WRITTEN REQUEST>
For the listing below, give the number of lines in which "plus" occurs. Add nothing.

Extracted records
──────
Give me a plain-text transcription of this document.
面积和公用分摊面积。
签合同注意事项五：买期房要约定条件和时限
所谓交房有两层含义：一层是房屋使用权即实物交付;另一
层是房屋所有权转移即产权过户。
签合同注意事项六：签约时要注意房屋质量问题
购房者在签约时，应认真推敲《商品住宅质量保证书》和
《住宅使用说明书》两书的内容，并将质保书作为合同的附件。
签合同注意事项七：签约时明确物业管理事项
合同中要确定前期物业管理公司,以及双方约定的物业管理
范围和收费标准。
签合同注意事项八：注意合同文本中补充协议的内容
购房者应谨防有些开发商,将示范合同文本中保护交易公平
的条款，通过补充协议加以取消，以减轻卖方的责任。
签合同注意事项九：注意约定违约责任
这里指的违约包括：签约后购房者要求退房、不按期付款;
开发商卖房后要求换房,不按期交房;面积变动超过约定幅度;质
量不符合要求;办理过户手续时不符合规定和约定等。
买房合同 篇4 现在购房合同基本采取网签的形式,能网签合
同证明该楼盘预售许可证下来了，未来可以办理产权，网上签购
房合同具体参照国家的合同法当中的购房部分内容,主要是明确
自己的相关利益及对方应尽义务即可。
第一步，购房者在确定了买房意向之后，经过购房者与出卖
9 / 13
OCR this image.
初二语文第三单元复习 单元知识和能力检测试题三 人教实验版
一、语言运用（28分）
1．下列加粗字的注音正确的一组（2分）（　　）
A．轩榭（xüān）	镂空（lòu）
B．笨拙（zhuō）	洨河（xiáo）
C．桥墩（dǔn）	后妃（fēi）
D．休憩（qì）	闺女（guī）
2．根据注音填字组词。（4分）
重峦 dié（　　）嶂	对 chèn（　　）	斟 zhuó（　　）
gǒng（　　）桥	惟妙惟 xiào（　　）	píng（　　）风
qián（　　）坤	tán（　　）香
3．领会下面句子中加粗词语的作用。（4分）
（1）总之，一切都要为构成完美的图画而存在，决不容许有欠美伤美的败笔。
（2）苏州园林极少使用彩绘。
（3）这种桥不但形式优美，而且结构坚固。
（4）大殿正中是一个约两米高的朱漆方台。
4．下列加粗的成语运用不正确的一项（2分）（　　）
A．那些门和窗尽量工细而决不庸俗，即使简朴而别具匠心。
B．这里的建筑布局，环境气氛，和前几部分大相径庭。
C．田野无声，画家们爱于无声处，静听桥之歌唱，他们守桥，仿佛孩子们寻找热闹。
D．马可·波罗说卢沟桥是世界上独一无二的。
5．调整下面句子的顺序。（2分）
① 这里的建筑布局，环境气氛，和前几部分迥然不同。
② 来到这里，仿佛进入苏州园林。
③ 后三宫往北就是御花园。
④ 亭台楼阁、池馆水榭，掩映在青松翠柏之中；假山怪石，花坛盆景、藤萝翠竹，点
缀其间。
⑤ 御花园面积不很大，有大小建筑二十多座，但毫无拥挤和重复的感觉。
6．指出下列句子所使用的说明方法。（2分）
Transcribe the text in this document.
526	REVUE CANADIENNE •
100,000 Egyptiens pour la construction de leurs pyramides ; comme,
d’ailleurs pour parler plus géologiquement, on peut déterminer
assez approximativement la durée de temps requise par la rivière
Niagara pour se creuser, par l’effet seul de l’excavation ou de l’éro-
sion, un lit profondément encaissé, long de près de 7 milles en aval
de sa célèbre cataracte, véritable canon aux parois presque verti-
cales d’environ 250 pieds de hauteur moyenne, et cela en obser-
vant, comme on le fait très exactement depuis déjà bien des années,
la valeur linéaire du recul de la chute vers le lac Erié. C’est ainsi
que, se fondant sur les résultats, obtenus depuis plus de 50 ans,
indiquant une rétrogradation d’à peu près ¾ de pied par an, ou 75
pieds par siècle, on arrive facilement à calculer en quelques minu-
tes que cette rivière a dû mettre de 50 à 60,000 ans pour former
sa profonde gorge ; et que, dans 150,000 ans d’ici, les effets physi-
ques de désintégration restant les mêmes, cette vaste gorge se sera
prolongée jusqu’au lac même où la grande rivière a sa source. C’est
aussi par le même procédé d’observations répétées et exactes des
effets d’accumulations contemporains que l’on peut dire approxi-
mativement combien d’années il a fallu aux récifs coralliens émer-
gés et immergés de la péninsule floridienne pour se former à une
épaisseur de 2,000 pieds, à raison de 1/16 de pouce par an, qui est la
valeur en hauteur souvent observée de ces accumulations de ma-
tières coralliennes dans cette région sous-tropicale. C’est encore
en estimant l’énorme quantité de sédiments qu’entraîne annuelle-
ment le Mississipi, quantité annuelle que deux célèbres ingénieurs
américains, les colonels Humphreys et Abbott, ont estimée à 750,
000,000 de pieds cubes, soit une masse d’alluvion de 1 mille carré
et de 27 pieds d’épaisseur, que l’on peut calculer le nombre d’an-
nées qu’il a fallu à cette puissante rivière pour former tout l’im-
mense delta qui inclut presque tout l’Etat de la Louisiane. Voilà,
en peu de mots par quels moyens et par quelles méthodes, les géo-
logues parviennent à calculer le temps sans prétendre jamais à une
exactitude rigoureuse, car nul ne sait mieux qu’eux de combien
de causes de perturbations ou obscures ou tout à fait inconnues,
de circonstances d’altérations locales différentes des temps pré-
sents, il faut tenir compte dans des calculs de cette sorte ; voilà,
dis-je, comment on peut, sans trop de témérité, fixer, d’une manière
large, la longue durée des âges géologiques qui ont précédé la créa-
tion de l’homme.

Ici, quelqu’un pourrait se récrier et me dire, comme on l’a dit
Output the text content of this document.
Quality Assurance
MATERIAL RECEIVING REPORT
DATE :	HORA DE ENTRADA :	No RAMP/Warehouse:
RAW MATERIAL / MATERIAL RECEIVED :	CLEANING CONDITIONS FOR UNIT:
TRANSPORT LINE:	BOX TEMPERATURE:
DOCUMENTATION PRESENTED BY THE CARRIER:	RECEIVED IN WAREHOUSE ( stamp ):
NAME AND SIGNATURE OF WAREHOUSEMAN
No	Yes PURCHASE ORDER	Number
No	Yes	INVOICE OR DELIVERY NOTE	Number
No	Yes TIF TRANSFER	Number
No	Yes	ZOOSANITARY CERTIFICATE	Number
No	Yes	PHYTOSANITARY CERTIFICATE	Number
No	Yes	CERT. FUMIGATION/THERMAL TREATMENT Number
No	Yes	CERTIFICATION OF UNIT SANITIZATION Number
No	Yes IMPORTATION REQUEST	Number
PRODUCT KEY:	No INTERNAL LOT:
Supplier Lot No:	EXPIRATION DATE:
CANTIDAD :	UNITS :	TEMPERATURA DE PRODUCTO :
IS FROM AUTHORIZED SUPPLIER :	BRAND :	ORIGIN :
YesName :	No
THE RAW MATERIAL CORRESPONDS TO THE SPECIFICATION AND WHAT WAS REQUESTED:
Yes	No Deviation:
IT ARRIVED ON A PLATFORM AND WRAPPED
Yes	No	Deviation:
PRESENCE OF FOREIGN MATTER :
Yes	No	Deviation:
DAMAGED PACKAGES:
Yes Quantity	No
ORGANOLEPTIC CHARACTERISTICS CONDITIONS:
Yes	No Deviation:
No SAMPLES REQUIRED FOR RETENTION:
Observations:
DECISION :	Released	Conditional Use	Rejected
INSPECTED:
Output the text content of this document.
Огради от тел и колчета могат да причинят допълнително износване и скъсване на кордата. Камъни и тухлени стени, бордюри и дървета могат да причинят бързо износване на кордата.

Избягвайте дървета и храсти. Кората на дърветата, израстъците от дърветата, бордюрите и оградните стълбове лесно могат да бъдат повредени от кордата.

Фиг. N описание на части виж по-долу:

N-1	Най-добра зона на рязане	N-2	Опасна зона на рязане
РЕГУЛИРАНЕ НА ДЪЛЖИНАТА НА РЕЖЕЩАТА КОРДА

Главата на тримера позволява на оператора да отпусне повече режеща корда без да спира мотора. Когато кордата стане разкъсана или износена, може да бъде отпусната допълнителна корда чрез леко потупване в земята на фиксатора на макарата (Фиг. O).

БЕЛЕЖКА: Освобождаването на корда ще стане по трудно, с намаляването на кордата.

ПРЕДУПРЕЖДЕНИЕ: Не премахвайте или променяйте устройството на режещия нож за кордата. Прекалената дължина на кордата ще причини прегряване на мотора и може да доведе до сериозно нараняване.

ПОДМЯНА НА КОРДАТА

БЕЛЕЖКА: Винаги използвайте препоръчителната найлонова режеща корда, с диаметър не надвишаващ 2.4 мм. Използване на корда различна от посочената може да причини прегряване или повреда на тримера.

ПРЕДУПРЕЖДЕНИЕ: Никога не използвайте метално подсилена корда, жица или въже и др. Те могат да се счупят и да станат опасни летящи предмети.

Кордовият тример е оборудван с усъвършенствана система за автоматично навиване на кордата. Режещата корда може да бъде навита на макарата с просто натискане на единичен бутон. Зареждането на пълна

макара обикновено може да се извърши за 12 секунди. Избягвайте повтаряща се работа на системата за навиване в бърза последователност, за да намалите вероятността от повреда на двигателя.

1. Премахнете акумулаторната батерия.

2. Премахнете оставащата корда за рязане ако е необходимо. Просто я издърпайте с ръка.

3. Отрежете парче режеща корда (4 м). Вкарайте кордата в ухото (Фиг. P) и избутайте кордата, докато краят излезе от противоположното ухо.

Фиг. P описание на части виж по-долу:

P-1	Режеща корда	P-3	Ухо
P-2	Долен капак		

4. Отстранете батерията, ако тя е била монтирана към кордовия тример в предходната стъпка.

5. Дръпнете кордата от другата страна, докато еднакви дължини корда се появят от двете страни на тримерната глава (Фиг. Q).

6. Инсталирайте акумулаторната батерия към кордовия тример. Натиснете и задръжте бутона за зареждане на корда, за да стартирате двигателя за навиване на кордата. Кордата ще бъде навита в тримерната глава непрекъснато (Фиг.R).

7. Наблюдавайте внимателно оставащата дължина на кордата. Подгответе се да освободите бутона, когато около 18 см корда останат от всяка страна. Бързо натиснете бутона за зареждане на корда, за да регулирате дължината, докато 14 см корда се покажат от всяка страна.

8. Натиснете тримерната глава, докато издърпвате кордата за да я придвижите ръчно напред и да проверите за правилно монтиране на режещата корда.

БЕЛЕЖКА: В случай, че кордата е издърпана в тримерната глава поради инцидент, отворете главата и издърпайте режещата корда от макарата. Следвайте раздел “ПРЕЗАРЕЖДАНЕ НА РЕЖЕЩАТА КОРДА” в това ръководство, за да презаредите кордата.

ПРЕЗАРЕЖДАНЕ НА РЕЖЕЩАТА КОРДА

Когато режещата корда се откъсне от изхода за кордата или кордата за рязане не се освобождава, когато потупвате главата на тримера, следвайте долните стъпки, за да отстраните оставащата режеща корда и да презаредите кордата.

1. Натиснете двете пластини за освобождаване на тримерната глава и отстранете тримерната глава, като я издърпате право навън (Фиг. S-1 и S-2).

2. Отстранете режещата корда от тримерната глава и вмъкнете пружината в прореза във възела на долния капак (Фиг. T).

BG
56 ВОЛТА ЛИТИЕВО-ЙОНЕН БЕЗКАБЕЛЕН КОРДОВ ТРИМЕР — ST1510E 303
──────
SOLUTION TO THIS TASK>
2